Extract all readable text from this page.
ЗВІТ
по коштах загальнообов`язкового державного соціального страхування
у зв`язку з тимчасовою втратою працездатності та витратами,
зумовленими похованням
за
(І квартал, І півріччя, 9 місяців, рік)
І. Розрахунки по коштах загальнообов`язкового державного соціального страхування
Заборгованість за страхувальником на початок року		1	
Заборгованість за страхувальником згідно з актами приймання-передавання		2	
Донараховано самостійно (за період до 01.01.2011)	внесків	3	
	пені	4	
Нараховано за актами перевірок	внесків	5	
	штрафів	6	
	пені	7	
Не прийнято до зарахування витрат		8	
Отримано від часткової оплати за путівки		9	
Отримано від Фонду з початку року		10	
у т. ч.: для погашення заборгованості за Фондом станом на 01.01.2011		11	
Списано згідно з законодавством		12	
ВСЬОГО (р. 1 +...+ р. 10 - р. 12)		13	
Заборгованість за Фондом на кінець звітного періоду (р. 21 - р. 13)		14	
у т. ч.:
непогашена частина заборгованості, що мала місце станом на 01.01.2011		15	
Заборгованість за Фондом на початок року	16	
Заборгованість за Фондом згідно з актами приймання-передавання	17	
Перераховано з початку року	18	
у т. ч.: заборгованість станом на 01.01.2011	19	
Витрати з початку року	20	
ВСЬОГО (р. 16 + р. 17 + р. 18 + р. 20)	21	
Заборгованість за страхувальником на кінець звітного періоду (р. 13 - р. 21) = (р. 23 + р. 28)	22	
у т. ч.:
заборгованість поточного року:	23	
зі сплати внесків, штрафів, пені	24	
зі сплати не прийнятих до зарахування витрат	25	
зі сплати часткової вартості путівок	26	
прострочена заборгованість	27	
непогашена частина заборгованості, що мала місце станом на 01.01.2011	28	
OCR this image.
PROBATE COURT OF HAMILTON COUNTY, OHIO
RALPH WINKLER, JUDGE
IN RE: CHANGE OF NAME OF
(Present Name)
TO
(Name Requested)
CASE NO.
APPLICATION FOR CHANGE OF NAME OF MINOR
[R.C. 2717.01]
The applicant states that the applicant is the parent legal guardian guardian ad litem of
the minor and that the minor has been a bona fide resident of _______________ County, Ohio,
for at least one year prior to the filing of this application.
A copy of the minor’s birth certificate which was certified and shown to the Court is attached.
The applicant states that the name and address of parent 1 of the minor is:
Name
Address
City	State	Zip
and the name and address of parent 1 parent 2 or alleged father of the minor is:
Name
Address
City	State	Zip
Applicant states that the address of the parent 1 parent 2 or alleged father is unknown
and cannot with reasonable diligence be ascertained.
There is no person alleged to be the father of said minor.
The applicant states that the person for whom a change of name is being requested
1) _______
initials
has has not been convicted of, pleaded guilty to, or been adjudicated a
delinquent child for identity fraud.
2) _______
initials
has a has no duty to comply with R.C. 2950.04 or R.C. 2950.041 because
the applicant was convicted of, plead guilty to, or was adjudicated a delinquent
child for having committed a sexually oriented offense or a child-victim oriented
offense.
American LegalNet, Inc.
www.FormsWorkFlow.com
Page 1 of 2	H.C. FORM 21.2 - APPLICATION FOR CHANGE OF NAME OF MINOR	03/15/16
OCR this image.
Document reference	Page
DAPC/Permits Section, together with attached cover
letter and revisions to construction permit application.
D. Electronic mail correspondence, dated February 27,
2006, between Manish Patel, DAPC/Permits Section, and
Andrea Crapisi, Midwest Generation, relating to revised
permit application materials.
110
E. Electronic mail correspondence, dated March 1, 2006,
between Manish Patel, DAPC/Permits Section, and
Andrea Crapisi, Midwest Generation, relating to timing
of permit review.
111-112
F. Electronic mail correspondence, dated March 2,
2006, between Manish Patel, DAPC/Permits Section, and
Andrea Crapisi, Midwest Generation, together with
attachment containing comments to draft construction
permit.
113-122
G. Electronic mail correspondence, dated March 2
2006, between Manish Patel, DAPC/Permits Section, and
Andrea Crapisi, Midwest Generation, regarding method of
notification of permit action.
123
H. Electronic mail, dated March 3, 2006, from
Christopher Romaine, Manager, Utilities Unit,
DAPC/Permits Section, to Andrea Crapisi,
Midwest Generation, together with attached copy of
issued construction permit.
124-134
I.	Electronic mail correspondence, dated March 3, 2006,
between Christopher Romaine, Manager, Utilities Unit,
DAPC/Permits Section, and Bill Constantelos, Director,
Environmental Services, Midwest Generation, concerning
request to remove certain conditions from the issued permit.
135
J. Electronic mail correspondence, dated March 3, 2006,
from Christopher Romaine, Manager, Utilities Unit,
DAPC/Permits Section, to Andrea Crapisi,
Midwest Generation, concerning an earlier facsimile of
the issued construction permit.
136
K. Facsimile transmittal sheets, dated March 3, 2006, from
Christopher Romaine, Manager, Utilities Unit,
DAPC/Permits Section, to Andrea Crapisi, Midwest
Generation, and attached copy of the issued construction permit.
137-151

------------------------------

- **Task instructions**:
Indicate how many lines of the material contain the string "Andrea", giving the number and nothing more.

- **Answer to this task**:
7